#### WHAT TO WORK ON
Copy out all the lines in the records that include the word "peace".

#### RECORDS TO USE
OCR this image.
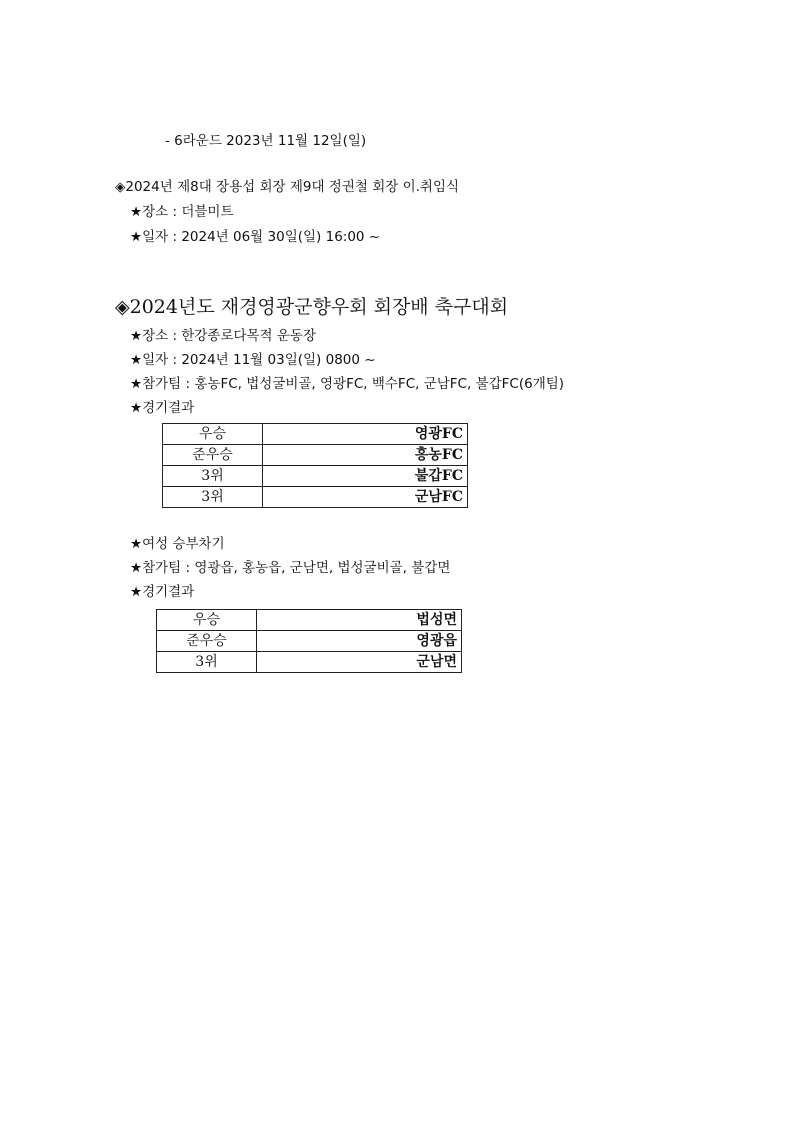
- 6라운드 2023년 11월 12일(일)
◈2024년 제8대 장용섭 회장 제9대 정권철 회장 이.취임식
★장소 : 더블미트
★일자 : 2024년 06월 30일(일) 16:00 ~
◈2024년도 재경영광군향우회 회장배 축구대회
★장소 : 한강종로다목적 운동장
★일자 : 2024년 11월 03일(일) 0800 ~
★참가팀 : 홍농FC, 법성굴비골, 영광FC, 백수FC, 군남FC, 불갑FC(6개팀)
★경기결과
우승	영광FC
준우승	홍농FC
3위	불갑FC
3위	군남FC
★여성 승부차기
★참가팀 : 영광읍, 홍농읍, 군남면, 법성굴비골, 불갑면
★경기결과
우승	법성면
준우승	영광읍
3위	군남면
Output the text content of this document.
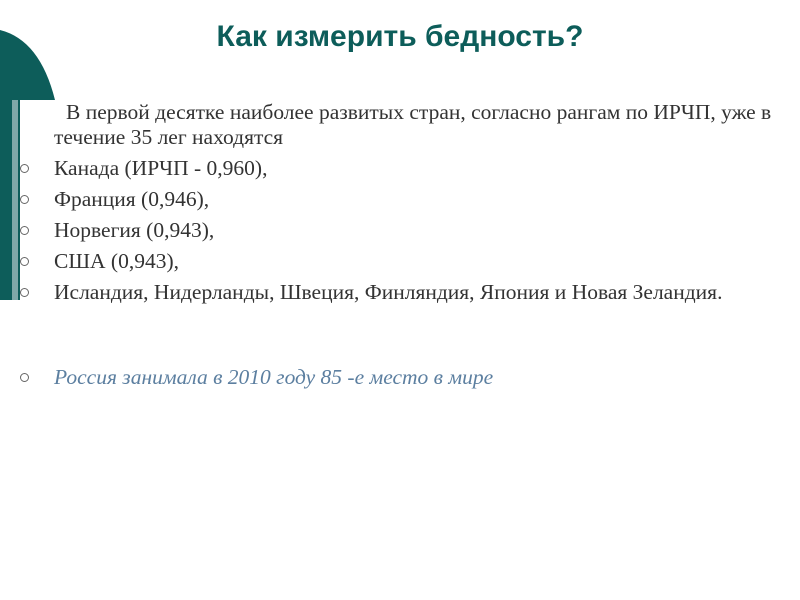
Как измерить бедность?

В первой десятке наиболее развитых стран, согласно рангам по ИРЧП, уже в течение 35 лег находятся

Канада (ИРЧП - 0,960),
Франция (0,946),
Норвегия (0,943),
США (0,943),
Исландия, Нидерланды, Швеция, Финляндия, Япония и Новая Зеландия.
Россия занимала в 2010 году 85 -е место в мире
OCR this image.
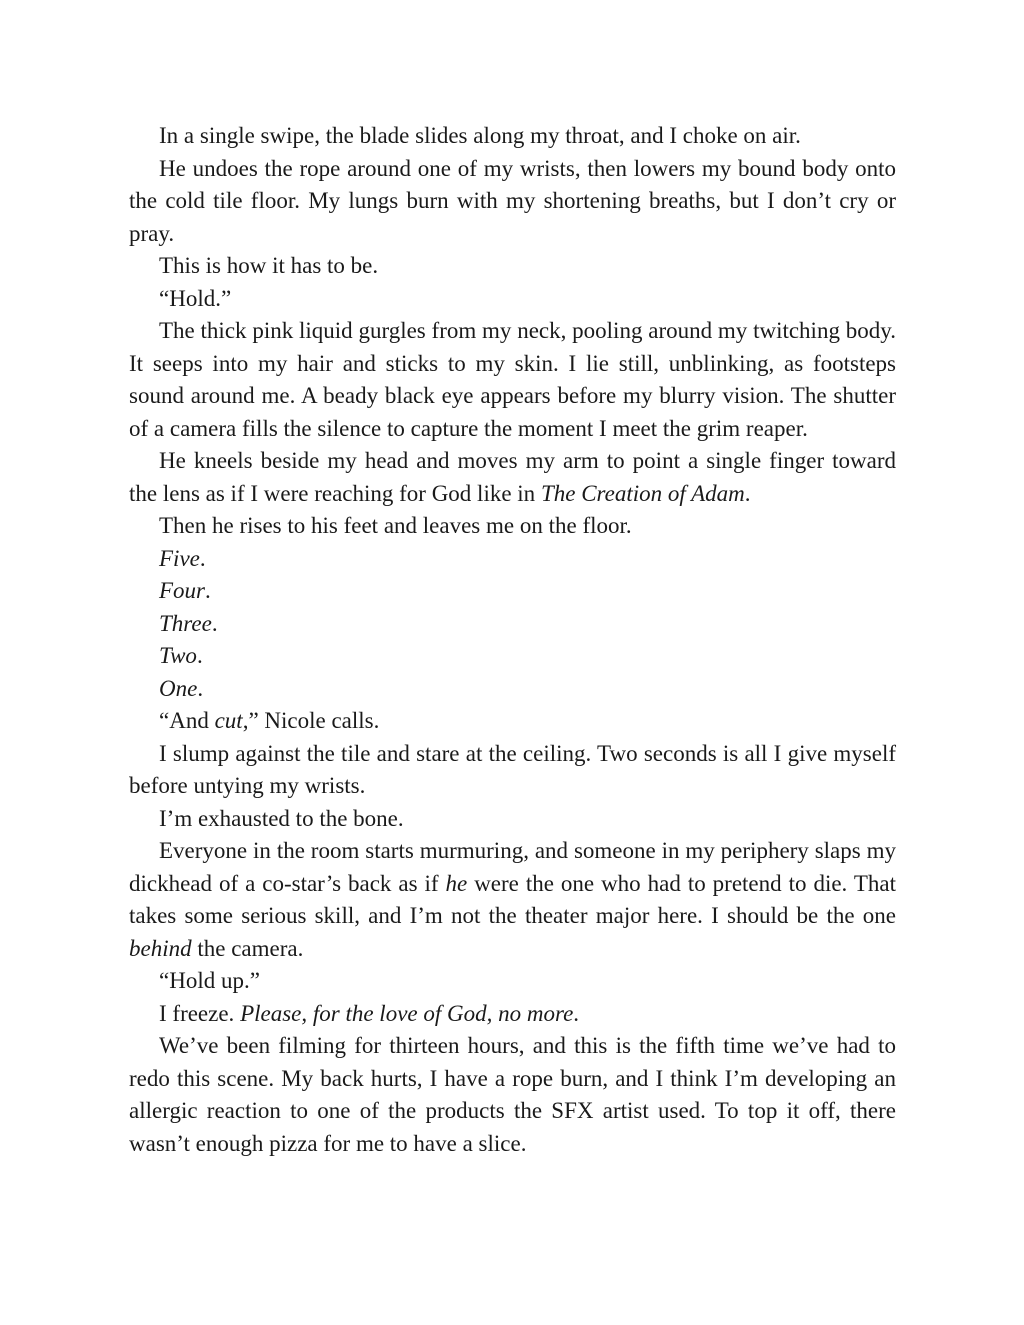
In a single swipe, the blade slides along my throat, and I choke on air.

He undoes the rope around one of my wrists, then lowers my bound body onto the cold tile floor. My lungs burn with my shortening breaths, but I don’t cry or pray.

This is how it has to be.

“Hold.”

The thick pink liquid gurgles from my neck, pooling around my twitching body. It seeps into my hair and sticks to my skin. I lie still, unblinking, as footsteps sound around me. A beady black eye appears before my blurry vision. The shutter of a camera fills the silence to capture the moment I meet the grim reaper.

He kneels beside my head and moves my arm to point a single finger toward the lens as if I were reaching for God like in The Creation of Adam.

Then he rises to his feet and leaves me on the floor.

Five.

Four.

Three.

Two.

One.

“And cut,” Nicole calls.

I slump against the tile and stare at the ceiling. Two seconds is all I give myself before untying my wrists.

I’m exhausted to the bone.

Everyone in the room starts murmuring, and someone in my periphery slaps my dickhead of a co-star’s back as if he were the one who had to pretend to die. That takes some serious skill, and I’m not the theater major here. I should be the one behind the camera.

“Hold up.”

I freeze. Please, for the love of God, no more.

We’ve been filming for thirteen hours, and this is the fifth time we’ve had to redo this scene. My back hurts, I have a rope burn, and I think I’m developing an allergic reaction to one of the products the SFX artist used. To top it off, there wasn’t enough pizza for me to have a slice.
--
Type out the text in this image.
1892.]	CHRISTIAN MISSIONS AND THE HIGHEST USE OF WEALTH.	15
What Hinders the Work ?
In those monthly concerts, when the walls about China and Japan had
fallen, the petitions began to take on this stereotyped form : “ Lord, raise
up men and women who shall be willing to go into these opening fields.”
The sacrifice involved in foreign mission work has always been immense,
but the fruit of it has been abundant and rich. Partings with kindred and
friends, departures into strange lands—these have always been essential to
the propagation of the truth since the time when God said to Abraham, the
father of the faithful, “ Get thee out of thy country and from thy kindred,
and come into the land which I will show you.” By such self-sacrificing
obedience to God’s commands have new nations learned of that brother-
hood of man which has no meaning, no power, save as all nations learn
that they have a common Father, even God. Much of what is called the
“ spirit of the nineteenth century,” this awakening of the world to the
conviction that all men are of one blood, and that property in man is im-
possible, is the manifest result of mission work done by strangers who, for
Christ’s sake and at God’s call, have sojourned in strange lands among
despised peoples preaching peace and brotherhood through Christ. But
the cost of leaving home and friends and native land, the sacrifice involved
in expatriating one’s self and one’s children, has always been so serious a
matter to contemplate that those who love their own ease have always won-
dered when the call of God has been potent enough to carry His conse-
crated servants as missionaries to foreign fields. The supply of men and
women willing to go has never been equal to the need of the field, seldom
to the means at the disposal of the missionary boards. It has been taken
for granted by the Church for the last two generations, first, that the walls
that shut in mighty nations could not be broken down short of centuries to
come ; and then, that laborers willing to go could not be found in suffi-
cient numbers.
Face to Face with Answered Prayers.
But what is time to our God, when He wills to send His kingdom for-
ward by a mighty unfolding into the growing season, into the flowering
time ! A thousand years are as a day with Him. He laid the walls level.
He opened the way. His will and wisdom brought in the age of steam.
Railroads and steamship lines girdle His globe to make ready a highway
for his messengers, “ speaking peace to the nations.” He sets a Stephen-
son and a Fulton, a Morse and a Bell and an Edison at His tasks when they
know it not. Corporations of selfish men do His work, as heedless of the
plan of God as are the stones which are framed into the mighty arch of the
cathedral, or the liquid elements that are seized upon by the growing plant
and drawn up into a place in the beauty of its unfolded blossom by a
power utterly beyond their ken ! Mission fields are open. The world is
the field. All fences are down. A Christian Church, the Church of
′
==
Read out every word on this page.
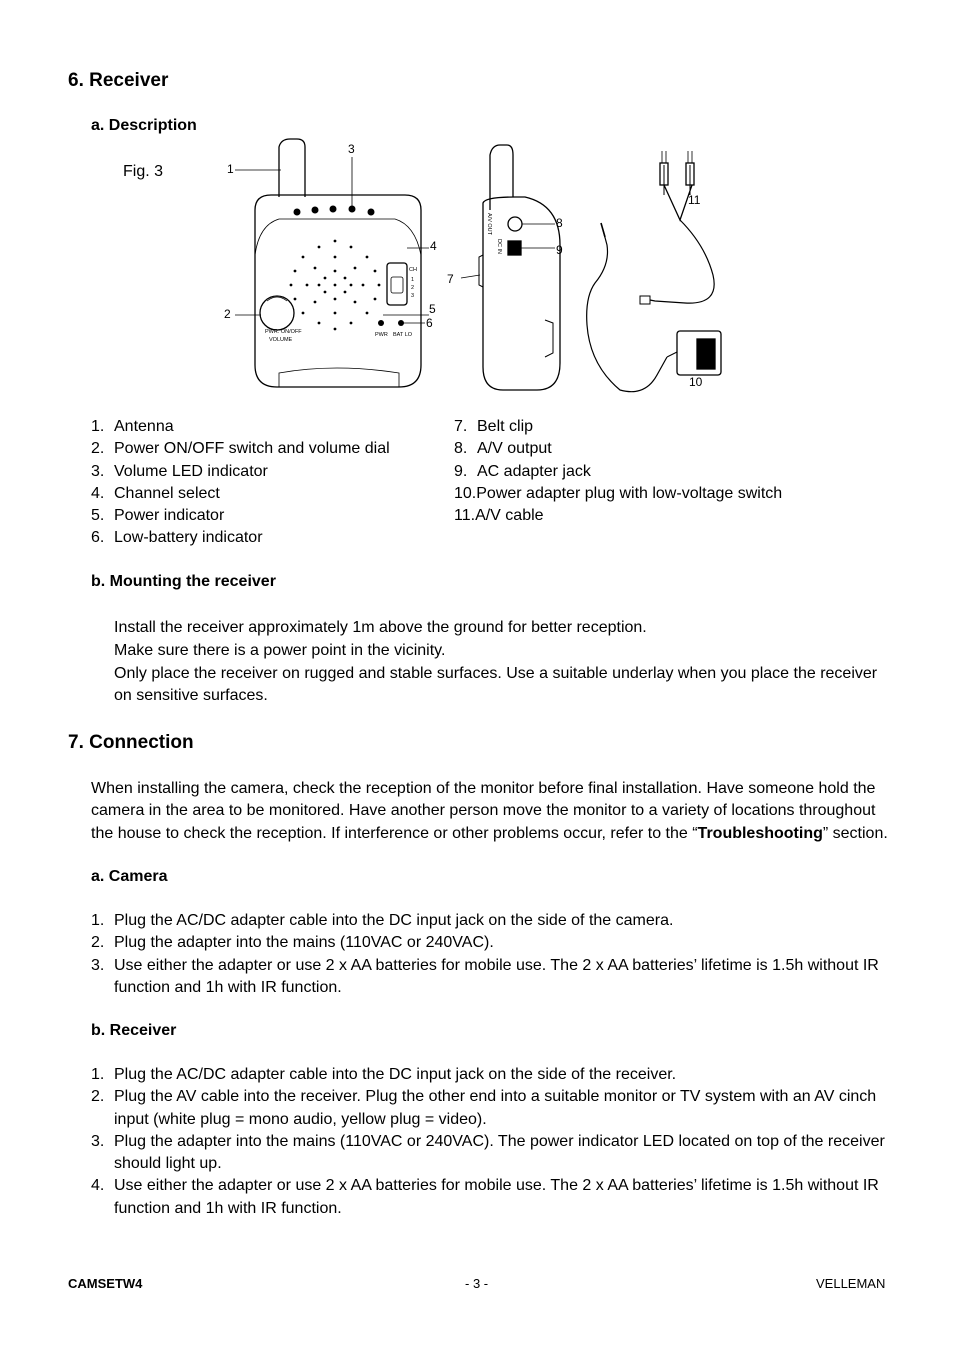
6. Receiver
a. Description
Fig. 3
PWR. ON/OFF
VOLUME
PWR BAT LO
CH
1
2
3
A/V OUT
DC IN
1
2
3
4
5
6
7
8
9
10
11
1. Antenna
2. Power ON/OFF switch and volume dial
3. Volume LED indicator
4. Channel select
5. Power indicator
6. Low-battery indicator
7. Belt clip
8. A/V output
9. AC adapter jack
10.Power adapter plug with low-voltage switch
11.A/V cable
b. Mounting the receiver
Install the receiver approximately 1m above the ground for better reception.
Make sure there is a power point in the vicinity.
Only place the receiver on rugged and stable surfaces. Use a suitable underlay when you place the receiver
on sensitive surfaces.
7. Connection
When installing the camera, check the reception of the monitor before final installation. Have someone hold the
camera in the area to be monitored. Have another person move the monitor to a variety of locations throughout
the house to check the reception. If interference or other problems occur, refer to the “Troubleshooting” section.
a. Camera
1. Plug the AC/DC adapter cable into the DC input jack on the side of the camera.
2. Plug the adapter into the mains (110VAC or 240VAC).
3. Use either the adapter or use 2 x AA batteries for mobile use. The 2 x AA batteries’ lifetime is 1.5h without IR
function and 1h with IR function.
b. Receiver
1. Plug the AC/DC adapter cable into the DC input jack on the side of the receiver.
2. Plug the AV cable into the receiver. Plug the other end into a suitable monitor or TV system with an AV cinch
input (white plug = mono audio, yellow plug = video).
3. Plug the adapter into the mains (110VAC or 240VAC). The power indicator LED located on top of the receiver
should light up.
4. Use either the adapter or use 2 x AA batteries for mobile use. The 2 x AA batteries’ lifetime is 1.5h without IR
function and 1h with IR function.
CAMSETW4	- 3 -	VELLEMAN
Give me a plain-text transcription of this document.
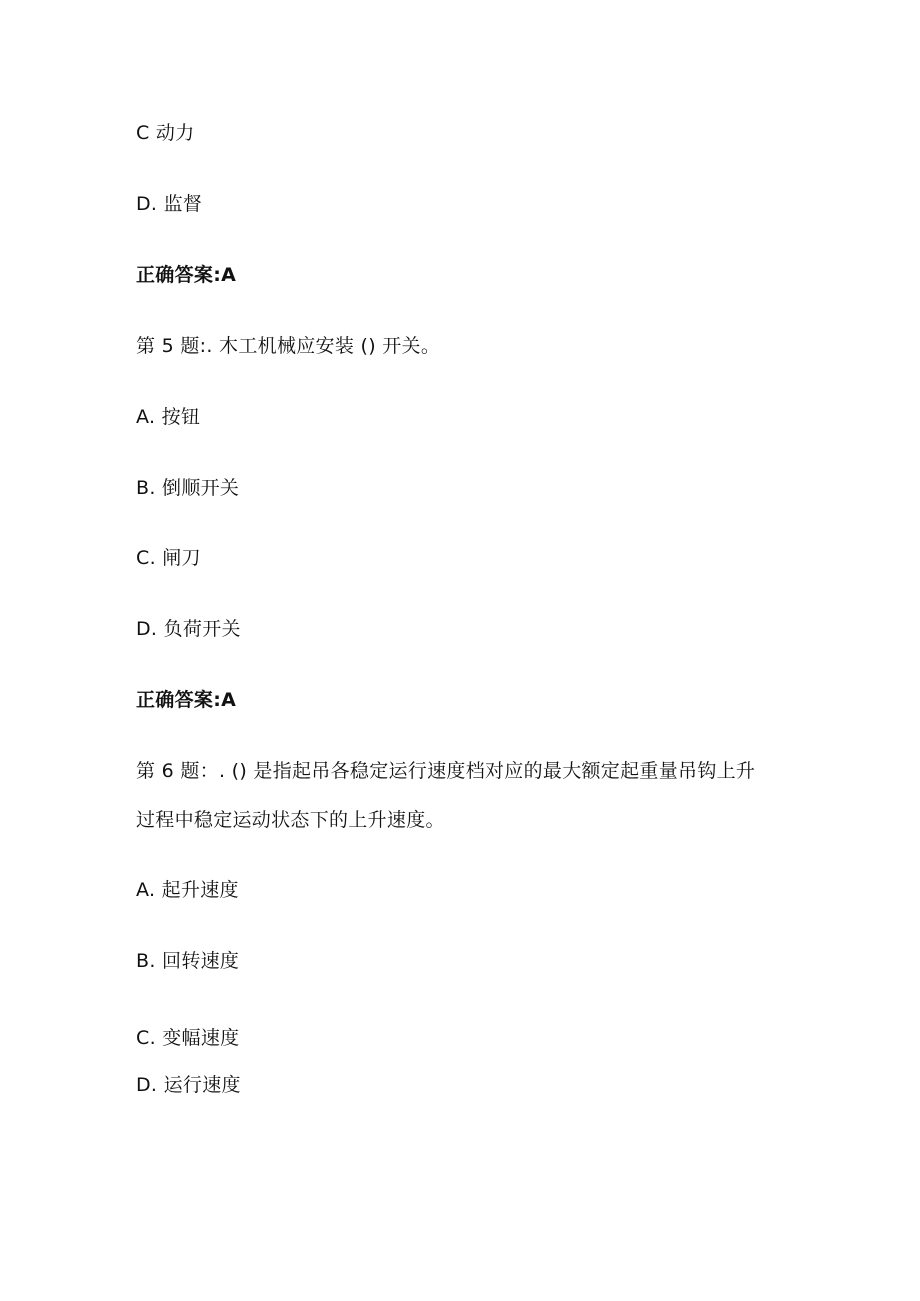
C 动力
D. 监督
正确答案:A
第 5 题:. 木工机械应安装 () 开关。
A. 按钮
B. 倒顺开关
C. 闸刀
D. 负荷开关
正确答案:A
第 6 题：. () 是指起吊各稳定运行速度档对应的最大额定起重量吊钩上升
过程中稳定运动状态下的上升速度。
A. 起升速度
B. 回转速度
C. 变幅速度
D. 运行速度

#### EXERCISE SOLUTION
despised peoples preaching peace and brotherhood through Christ. But
for his messengers, “ speaking peace to the nations.” He sets a Stephen-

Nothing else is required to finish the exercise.